■ **Exercise objective**: Every line below that contains "شیشه" is to be copied.

Start of Available data

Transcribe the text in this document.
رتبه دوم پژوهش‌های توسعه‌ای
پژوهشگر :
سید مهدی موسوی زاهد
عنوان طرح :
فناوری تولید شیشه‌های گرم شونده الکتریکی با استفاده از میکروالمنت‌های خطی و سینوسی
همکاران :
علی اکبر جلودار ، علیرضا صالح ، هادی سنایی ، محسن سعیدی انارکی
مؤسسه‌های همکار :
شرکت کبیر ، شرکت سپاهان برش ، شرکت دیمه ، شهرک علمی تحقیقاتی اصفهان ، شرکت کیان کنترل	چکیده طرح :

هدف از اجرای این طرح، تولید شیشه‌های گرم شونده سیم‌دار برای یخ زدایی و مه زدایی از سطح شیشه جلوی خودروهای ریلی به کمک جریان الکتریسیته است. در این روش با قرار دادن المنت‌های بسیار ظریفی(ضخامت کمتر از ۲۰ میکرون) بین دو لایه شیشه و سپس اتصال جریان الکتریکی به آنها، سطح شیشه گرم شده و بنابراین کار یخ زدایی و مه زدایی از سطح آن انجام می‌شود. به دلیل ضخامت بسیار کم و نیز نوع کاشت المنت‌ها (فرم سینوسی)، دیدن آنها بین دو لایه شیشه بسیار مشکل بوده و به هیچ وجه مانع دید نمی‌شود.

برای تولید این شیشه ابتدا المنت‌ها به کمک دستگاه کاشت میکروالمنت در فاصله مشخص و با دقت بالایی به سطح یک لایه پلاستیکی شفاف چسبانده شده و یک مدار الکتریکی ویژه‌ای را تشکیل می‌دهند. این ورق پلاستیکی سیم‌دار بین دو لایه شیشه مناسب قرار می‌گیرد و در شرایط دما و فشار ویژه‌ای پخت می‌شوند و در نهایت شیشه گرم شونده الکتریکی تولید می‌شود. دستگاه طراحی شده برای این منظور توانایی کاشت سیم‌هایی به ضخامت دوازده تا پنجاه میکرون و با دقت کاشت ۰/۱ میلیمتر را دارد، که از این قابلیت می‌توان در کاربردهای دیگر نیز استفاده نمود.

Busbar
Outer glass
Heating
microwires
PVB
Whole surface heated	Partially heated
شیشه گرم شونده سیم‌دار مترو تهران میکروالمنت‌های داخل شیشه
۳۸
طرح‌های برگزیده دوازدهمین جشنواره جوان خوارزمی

End of Available data

■ **Solution**:
فناوری تولید شیشه‌های گرم شونده الکتریکی با استفاده از میکروالمنت‌های خطی و سینوسی
هدف از اجرای این طرح، تولید شیشه‌های گرم شونده سیم‌دار برای یخ زدایی و مه زدایی از سطح شیشه جلوی خودروهای ریلی به کمک جریان الکتریسیته است. در این روش با قرار دادن المنت‌های بسیار ظریفی(ضخامت کمتر از ۲۰ میکرون) بین دو لایه شیشه و سپس اتصال جریان الکتریکی به آنها، سطح شیشه گرم شده و بنابراین کار یخ زدایی و مه زدایی از سطح آن انجام می‌شود. به دلیل ضخامت بسیار کم و نیز نوع کاشت المنت‌ها (فرم سینوسی)، دیدن آنها بین دو لایه شیشه بسیار مشکل بوده و به هیچ وجه مانع دید نمی‌شود.
برای تولید این شیشه ابتدا المنت‌ها به کمک دستگاه کاشت میکروالمنت در فاصله مشخص و با دقت بالایی به سطح یک لایه پلاستیکی شفاف چسبانده شده و یک مدار الکتریکی ویژه‌ای را تشکیل می‌دهند. این ورق پلاستیکی سیم‌دار بین دو لایه شیشه مناسب قرار می‌گیرد و در شرایط دما و فشار ویژه‌ای پخت می‌شوند و در نهایت شیشه گرم شونده الکتریکی تولید می‌شود. دستگاه طراحی شده برای این منظور توانایی کاشت سیم‌هایی به ضخامت دوازده تا پنجاه میکرون و با دقت کاشت ۰/۱ میلیمتر را دارد، که از این قابلیت می‌توان در کاربردهای دیگر نیز استفاده نمود.
شیشه گرم شونده سیم‌دار مترو تهران میکروالمنت‌های داخل شیشه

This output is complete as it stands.